═════ Extracted material

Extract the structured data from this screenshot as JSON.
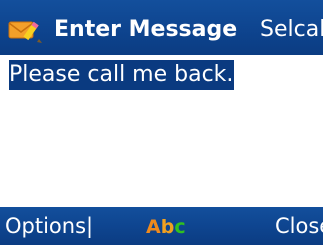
{
  "header": {
    "icon": "message-envelope-pencil-icon",
    "title": "Enter Message",
    "right_label": "Selcall"
  },
  "message": {
    "text": "Please call me back.",
    "selected": true
  },
  "softkeys": {
    "left_label": "Options|",
    "right_label": "Close",
    "input_mode": {
      "a": "A",
      "b": "b",
      "c": "c"
    }
  },
  "colors": {
    "bar_blue": "#0e4590",
    "selection_blue": "#0a3a80",
    "mode_a": "#f08a1c",
    "mode_b": "#f0a020",
    "mode_c": "#30c020"
  }
}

══════════

> **Directions for this task**
Omit the pictures and restate the rest of the records verbatim.

> **Task response**
Extract the structured data from this screenshot as JSON.
{
  "header": {
    "icon": "message-envelope-pencil-icon",
    "title": "Enter Message",
    "right_label": "Selcall"
  },
  "message": {
    "text": "Please call me back.",
    "selected": true
  },
  "softkeys": {
    "left_label": "Options|",
    "right_label": "Close",
    "input_mode": {
      "a": "A",
      "b": "b",
      "c": "c"
    }
  },
  "colors": {
    "bar_blue": "#0e4590",
    "selection_blue": "#0a3a80",
    "mode_a": "#f08a1c",
    "mode_b": "#f0a020",
    "mode_c": "#30c020"
  }
}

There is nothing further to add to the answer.